- TAREFA 1: Transcreva sem nenhuma alteração as linhas dos registros, começando pela linha que contém "list-item: 1. Attivare" e indo até a linha que contém "info-heading: Informazioni sull'interruttore", ambas incluídas.

- TRECHO PARA LEITURA:
————————

6. Os denunciantes requereram um conjunto de diligências probatórias nomeadamente, a inquirição de testemunhas e requisição de documentação a entidades terceiras, pedido esse que não foi objecto de apreciação nem decisão por parte do MP.
7. Estando o MP funcionalmente vinculado à obrigação de apreciar e decidir sobre o requerimento probatório apresentado pelos denunciantes mister se torna concluir que o mesmo omitiu a prática de acto legalmente relevante que inquina a validade do despacho de arquivamento (artºs 32, nº 7, e 529, nº 1, da CRP e 120, nº 2, alª d) e 1222, nº 1, do CPP).

————————

- LISTAGEM DE DADOS:

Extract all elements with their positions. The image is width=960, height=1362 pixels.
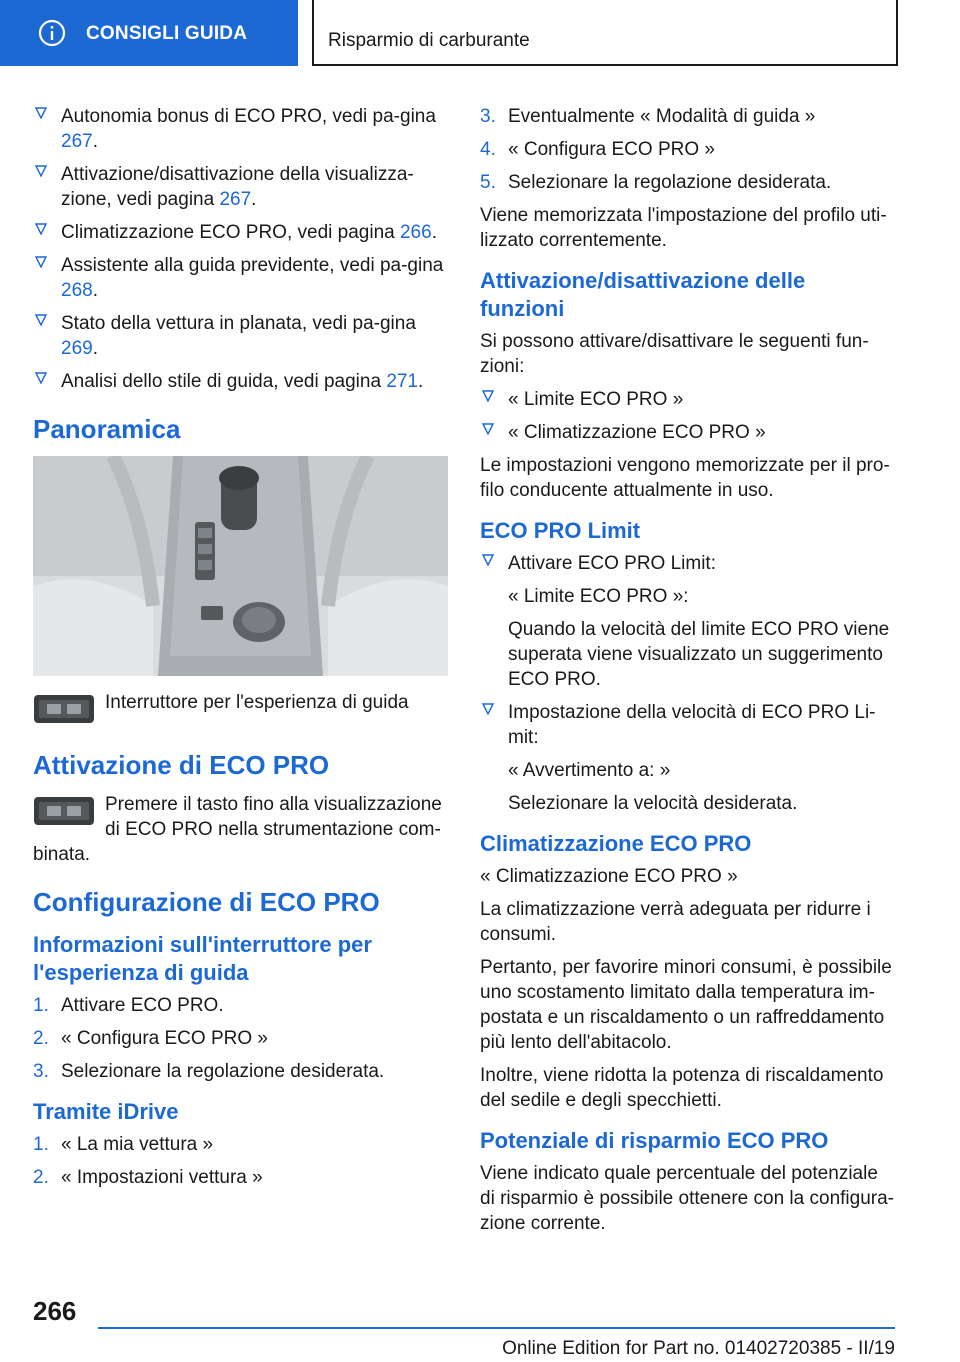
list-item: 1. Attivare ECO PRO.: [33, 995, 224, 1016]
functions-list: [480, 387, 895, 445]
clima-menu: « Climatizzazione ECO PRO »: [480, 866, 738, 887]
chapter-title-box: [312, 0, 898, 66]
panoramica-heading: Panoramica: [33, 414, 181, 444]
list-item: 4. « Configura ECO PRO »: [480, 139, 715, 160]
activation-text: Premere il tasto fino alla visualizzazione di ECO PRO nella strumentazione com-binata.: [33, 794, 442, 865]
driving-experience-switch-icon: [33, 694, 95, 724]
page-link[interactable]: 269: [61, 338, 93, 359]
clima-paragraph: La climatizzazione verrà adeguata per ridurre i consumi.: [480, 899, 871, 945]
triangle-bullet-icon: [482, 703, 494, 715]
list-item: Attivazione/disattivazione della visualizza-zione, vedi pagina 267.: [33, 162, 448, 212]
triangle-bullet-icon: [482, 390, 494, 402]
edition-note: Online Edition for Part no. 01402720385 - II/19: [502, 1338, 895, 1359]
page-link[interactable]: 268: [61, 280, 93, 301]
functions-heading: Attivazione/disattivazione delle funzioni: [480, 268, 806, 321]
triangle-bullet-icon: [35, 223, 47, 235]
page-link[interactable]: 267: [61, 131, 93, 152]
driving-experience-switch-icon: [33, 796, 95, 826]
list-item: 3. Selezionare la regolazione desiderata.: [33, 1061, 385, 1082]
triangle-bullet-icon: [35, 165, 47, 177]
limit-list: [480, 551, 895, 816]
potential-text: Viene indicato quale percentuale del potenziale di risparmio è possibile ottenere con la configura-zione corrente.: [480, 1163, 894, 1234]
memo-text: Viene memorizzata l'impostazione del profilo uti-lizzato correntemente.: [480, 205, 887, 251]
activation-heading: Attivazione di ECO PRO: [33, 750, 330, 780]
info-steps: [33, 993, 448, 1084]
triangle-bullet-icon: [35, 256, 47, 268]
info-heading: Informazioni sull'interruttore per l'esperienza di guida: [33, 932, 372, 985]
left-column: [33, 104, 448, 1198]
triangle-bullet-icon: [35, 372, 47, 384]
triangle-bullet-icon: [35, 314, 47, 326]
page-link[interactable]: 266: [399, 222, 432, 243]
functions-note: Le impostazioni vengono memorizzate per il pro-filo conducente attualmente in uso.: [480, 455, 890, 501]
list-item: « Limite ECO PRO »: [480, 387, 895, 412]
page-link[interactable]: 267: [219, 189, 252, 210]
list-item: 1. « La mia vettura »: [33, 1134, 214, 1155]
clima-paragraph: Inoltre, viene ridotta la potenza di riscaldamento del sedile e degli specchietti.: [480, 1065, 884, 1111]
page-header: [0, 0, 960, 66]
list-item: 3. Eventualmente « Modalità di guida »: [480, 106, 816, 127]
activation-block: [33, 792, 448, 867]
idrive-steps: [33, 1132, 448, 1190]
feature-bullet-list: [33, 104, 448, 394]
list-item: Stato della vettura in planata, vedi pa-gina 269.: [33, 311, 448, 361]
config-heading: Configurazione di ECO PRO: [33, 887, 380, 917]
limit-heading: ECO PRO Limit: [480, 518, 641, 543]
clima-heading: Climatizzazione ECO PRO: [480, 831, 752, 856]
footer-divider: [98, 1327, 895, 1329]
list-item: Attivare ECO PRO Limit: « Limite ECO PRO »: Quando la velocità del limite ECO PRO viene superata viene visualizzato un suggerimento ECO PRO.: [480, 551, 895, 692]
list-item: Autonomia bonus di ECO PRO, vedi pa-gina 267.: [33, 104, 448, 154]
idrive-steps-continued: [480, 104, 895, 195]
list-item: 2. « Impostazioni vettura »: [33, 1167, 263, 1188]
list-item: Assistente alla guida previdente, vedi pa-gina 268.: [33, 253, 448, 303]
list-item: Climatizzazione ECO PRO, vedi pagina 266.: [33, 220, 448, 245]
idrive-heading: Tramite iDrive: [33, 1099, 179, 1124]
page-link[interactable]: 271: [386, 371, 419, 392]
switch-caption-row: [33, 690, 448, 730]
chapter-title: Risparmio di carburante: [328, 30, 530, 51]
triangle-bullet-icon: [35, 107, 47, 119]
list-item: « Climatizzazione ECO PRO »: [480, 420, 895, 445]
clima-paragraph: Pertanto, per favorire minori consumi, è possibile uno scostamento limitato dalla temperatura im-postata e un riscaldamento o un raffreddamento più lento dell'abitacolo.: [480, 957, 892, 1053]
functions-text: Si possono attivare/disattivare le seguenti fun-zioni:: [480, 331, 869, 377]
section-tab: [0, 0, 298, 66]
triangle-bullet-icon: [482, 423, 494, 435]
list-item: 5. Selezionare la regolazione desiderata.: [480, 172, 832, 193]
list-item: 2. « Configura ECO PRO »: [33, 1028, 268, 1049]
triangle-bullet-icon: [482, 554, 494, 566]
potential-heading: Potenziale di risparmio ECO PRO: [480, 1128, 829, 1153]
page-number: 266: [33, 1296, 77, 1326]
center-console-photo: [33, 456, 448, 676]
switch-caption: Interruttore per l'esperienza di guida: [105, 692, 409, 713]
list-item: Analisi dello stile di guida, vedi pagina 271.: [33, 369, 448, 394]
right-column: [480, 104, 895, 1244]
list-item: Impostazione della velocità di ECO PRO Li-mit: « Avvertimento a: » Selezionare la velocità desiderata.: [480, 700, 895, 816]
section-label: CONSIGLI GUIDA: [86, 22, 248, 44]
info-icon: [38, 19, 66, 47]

————————

- TAREFA 2: Reproduza fielmente a parte do texto sobre o despacho de arquivamento, começando por "6. Os denunciantes" e indo até "parte do MP.".

- RESPOSTA 1:
list-item: 1. Attivare ECO PRO.: [33, 995, 224, 1016]
functions-list: [480, 387, 895, 445]
clima-menu: « Climatizzazione ECO PRO »: [480, 866, 738, 887]
chapter-title-box: [312, 0, 898, 66]
panoramica-heading: Panoramica: [33, 414, 181, 444]
list-item: 4. « Configura ECO PRO »: [480, 139, 715, 160]
activation-text: Premere il tasto fino alla visualizzazione di ECO PRO nella strumentazione com-binata.: [33, 794, 442, 865]
driving-experience-switch-icon: [33, 694, 95, 724]
page-link[interactable]: 269: [61, 338, 93, 359]
clima-paragraph: La climatizzazione verrà adeguata per ridurre i consumi.: [480, 899, 871, 945]
triangle-bullet-icon: [482, 703, 494, 715]
list-item: Attivazione/disattivazione della visualizza-zione, vedi pagina 267.: [33, 162, 448, 212]
triangle-bullet-icon: [482, 390, 494, 402]
edition-note: Online Edition for Part no. 01402720385 - II/19: [502, 1338, 895, 1359]
page-link[interactable]: 268: [61, 280, 93, 301]
functions-heading: Attivazione/disattivazione delle funzioni: [480, 268, 806, 321]
triangle-bullet-icon: [35, 223, 47, 235]
page-link[interactable]: 267: [61, 131, 93, 152]
driving-experience-switch-icon: [33, 796, 95, 826]
list-item: 3. Selezionare la regolazione desiderata.: [33, 1061, 385, 1082]
triangle-bullet-icon: [35, 165, 47, 177]
limit-list: [480, 551, 895, 816]
potential-text: Viene indicato quale percentuale del potenziale di risparmio è possibile ottenere con la configura-zione corrente.: [480, 1163, 894, 1234]
memo-text: Viene memorizzata l'impostazione del profilo uti-lizzato correntemente.: [480, 205, 887, 251]
activation-heading: Attivazione di ECO PRO: [33, 750, 330, 780]
info-steps: [33, 993, 448, 1084]
triangle-bullet-icon: [35, 256, 47, 268]
info-heading: Informazioni sull'interruttore per l'esperienza di guida: [33, 932, 372, 985]

- RESPOSTA 2:
6. Os denunciantes requereram um conjunto de diligências probatórias nomeadamente, a inquirição de testemunhas e requisição de documentação a entidades terceiras, pedido esse que não foi objecto de apreciação nem decisão por parte do MP.